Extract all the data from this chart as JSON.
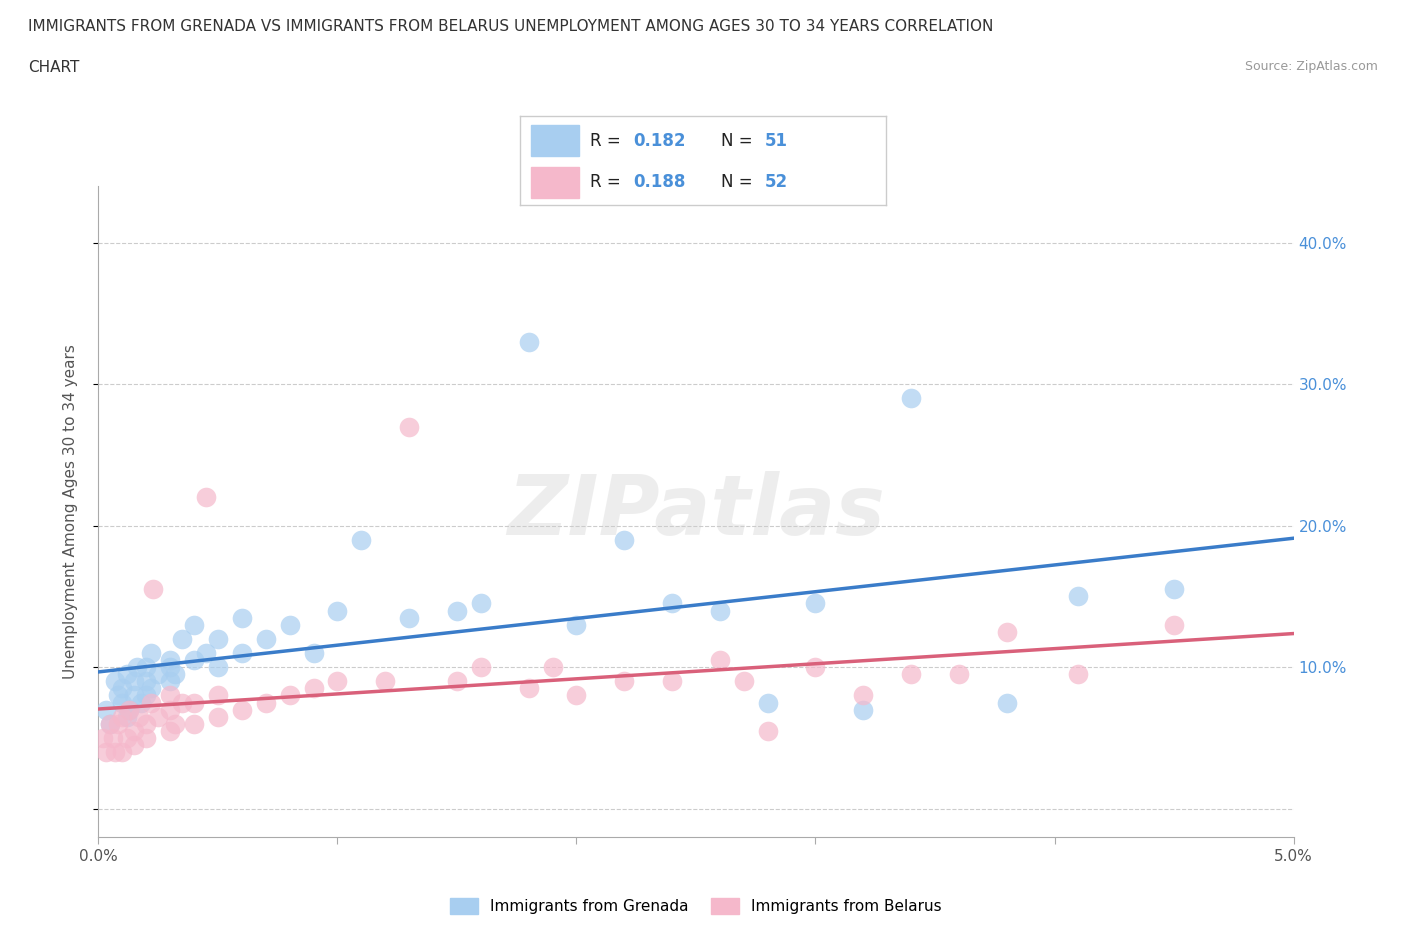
{
  "title_line1": "IMMIGRANTS FROM GRENADA VS IMMIGRANTS FROM BELARUS UNEMPLOYMENT AMONG AGES 30 TO 34 YEARS CORRELATION",
  "title_line2": "CHART",
  "source": "Source: ZipAtlas.com",
  "ylabel": "Unemployment Among Ages 30 to 34 years",
  "xlim": [
    0.0,
    0.05
  ],
  "ylim": [
    -0.02,
    0.44
  ],
  "xticks": [
    0.0,
    0.01,
    0.02,
    0.03,
    0.04,
    0.05
  ],
  "yticks": [
    0.0,
    0.1,
    0.2,
    0.3,
    0.4
  ],
  "xticklabels": [
    "0.0%",
    "",
    "",
    "",
    "",
    "5.0%"
  ],
  "yticklabels_right": [
    "",
    "10.0%",
    "20.0%",
    "30.0%",
    "40.0%"
  ],
  "legend_label1": "Immigrants from Grenada",
  "legend_label2": "Immigrants from Belarus",
  "R1": 0.182,
  "N1": 51,
  "R2": 0.188,
  "N2": 52,
  "color1": "#a8cef0",
  "color2": "#f5b8cb",
  "line_color1": "#3a7cc9",
  "line_color2": "#d9607a",
  "tick_color": "#4a90d9",
  "watermark": "ZIPatlas",
  "background_color": "#ffffff",
  "grenada_x": [
    0.0003,
    0.0005,
    0.0007,
    0.0008,
    0.001,
    0.001,
    0.0012,
    0.0012,
    0.0013,
    0.0015,
    0.0015,
    0.0016,
    0.0018,
    0.002,
    0.002,
    0.002,
    0.0022,
    0.0022,
    0.0025,
    0.003,
    0.003,
    0.003,
    0.0032,
    0.0035,
    0.004,
    0.004,
    0.0045,
    0.005,
    0.005,
    0.006,
    0.006,
    0.007,
    0.008,
    0.009,
    0.01,
    0.011,
    0.013,
    0.015,
    0.016,
    0.018,
    0.02,
    0.022,
    0.024,
    0.026,
    0.028,
    0.03,
    0.032,
    0.034,
    0.038,
    0.041,
    0.045
  ],
  "grenada_y": [
    0.07,
    0.06,
    0.09,
    0.08,
    0.075,
    0.085,
    0.065,
    0.095,
    0.07,
    0.08,
    0.09,
    0.1,
    0.075,
    0.08,
    0.09,
    0.1,
    0.085,
    0.11,
    0.095,
    0.09,
    0.1,
    0.105,
    0.095,
    0.12,
    0.105,
    0.13,
    0.11,
    0.1,
    0.12,
    0.11,
    0.135,
    0.12,
    0.13,
    0.11,
    0.14,
    0.19,
    0.135,
    0.14,
    0.145,
    0.33,
    0.13,
    0.19,
    0.145,
    0.14,
    0.075,
    0.145,
    0.07,
    0.29,
    0.075,
    0.15,
    0.155
  ],
  "belarus_x": [
    0.0002,
    0.0003,
    0.0005,
    0.0006,
    0.0007,
    0.0008,
    0.001,
    0.001,
    0.0012,
    0.0013,
    0.0015,
    0.0015,
    0.0017,
    0.002,
    0.002,
    0.0022,
    0.0023,
    0.0025,
    0.003,
    0.003,
    0.003,
    0.0032,
    0.0035,
    0.004,
    0.004,
    0.0045,
    0.005,
    0.005,
    0.006,
    0.007,
    0.008,
    0.009,
    0.01,
    0.012,
    0.013,
    0.015,
    0.016,
    0.018,
    0.019,
    0.02,
    0.022,
    0.024,
    0.026,
    0.027,
    0.028,
    0.03,
    0.032,
    0.034,
    0.036,
    0.038,
    0.041,
    0.045
  ],
  "belarus_y": [
    0.05,
    0.04,
    0.06,
    0.05,
    0.04,
    0.06,
    0.04,
    0.065,
    0.05,
    0.07,
    0.045,
    0.055,
    0.065,
    0.05,
    0.06,
    0.075,
    0.155,
    0.065,
    0.055,
    0.07,
    0.08,
    0.06,
    0.075,
    0.06,
    0.075,
    0.22,
    0.065,
    0.08,
    0.07,
    0.075,
    0.08,
    0.085,
    0.09,
    0.09,
    0.27,
    0.09,
    0.1,
    0.085,
    0.1,
    0.08,
    0.09,
    0.09,
    0.105,
    0.09,
    0.055,
    0.1,
    0.08,
    0.095,
    0.095,
    0.125,
    0.095,
    0.13
  ]
}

··········

**Aim of the exercise**
Transcribe all entries above exactly. Drop the pictures.

**Solution to the problem**
Extract all the data from this chart as JSON.
{
  "title_line1": "IMMIGRANTS FROM GRENADA VS IMMIGRANTS FROM BELARUS UNEMPLOYMENT AMONG AGES 30 TO 34 YEARS CORRELATION",
  "title_line2": "CHART",
  "source": "Source: ZipAtlas.com",
  "ylabel": "Unemployment Among Ages 30 to 34 years",
  "xlim": [
    0.0,
    0.05
  ],
  "ylim": [
    -0.02,
    0.44
  ],
  "xticks": [
    0.0,
    0.01,
    0.02,
    0.03,
    0.04,
    0.05
  ],
  "yticks": [
    0.0,
    0.1,
    0.2,
    0.3,
    0.4
  ],
  "xticklabels": [
    "0.0%",
    "",
    "",
    "",
    "",
    "5.0%"
  ],
  "yticklabels_right": [
    "",
    "10.0%",
    "20.0%",
    "30.0%",
    "40.0%"
  ],
  "legend_label1": "Immigrants from Grenada",
  "legend_label2": "Immigrants from Belarus",
  "R1": 0.182,
  "N1": 51,
  "R2": 0.188,
  "N2": 52,
  "color1": "#a8cef0",
  "color2": "#f5b8cb",
  "line_color1": "#3a7cc9",
  "line_color2": "#d9607a",
  "tick_color": "#4a90d9",
  "watermark": "ZIPatlas",
  "background_color": "#ffffff",
  "grenada_x": [
    0.0003,
    0.0005,
    0.0007,
    0.0008,
    0.001,
    0.001,
    0.0012,
    0.0012,
    0.0013,
    0.0015,
    0.0015,
    0.0016,
    0.0018,
    0.002,
    0.002,
    0.002,
    0.0022,
    0.0022,
    0.0025,
    0.003,
    0.003,
    0.003,
    0.0032,
    0.0035,
    0.004,
    0.004,
    0.0045,
    0.005,
    0.005,
    0.006,
    0.006,
    0.007,
    0.008,
    0.009,
    0.01,
    0.011,
    0.013,
    0.015,
    0.016,
    0.018,
    0.02,
    0.022,
    0.024,
    0.026,
    0.028,
    0.03,
    0.032,
    0.034,
    0.038,
    0.041,
    0.045
  ],
  "grenada_y": [
    0.07,
    0.06,
    0.09,
    0.08,
    0.075,
    0.085,
    0.065,
    0.095,
    0.07,
    0.08,
    0.09,
    0.1,
    0.075,
    0.08,
    0.09,
    0.1,
    0.085,
    0.11,
    0.095,
    0.09,
    0.1,
    0.105,
    0.095,
    0.12,
    0.105,
    0.13,
    0.11,
    0.1,
    0.12,
    0.11,
    0.135,
    0.12,
    0.13,
    0.11,
    0.14,
    0.19,
    0.135,
    0.14,
    0.145,
    0.33,
    0.13,
    0.19,
    0.145,
    0.14,
    0.075,
    0.145,
    0.07,
    0.29,
    0.075,
    0.15,
    0.155
  ],
  "belarus_x": [
    0.0002,
    0.0003,
    0.0005,
    0.0006,
    0.0007,
    0.0008,
    0.001,
    0.001,
    0.0012,
    0.0013,
    0.0015,
    0.0015,
    0.0017,
    0.002,
    0.002,
    0.0022,
    0.0023,
    0.0025,
    0.003,
    0.003,
    0.003,
    0.0032,
    0.0035,
    0.004,
    0.004,
    0.0045,
    0.005,
    0.005,
    0.006,
    0.007,
    0.008,
    0.009,
    0.01,
    0.012,
    0.013,
    0.015,
    0.016,
    0.018,
    0.019,
    0.02,
    0.022,
    0.024,
    0.026,
    0.027,
    0.028,
    0.03,
    0.032,
    0.034,
    0.036,
    0.038,
    0.041,
    0.045
  ],
  "belarus_y": [
    0.05,
    0.04,
    0.06,
    0.05,
    0.04,
    0.06,
    0.04,
    0.065,
    0.05,
    0.07,
    0.045,
    0.055,
    0.065,
    0.05,
    0.06,
    0.075,
    0.155,
    0.065,
    0.055,
    0.07,
    0.08,
    0.06,
    0.075,
    0.06,
    0.075,
    0.22,
    0.065,
    0.08,
    0.07,
    0.075,
    0.08,
    0.085,
    0.09,
    0.09,
    0.27,
    0.09,
    0.1,
    0.085,
    0.1,
    0.08,
    0.09,
    0.09,
    0.105,
    0.09,
    0.055,
    0.1,
    0.08,
    0.095,
    0.095,
    0.125,
    0.095,
    0.13
  ]
}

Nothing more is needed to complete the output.